[DATA — start]

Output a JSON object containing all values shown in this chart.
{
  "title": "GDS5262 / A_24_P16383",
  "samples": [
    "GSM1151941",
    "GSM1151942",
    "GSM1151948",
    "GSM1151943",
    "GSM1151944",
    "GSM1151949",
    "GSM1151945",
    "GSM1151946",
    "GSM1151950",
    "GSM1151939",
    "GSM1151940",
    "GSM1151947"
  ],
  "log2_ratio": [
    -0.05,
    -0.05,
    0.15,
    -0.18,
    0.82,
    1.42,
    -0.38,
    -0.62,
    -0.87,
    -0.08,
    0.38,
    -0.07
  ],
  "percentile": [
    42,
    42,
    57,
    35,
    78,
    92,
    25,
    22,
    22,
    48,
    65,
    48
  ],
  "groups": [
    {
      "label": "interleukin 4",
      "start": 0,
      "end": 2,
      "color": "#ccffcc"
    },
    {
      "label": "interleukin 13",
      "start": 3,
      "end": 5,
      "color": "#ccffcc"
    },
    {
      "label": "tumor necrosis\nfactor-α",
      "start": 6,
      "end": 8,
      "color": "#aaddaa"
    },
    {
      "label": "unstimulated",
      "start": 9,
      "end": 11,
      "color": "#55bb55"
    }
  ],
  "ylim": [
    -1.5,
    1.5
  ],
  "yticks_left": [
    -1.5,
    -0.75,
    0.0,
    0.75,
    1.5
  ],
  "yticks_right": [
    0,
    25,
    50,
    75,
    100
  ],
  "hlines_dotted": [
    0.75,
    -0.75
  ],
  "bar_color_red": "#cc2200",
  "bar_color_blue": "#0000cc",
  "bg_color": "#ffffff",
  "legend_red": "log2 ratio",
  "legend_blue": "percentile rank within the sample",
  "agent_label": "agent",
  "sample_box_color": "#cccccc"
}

[DATA — finish]

**EXERCISE REQUIREMENTS**:
Each entry must appear again in the answer exactly as written.

**REPLY**:
Output a JSON object containing all values shown in this chart.
{
  "title": "GDS5262 / A_24_P16383",
  "samples": [
    "GSM1151941",
    "GSM1151942",
    "GSM1151948",
    "GSM1151943",
    "GSM1151944",
    "GSM1151949",
    "GSM1151945",
    "GSM1151946",
    "GSM1151950",
    "GSM1151939",
    "GSM1151940",
    "GSM1151947"
  ],
  "log2_ratio": [
    -0.05,
    -0.05,
    0.15,
    -0.18,
    0.82,
    1.42,
    -0.38,
    -0.62,
    -0.87,
    -0.08,
    0.38,
    -0.07
  ],
  "percentile": [
    42,
    42,
    57,
    35,
    78,
    92,
    25,
    22,
    22,
    48,
    65,
    48
  ],
  "groups": [
    {
      "label": "interleukin 4",
      "start": 0,
      "end": 2,
      "color": "#ccffcc"
    },
    {
      "label": "interleukin 13",
      "start": 3,
      "end": 5,
      "color": "#ccffcc"
    },
    {
      "label": "tumor necrosis\nfactor-α",
      "start": 6,
      "end": 8,
      "color": "#aaddaa"
    },
    {
      "label": "unstimulated",
      "start": 9,
      "end": 11,
      "color": "#55bb55"
    }
  ],
  "ylim": [
    -1.5,
    1.5
  ],
  "yticks_left": [
    -1.5,
    -0.75,
    0.0,
    0.75,
    1.5
  ],
  "yticks_right": [
    0,
    25,
    50,
    75,
    100
  ],
  "hlines_dotted": [
    0.75,
    -0.75
  ],
  "bar_color_red": "#cc2200",
  "bar_color_blue": "#0000cc",
  "bg_color": "#ffffff",
  "legend_red": "log2 ratio",
  "legend_blue": "percentile rank within the sample",
  "agent_label": "agent",
  "sample_box_color": "#cccccc"
}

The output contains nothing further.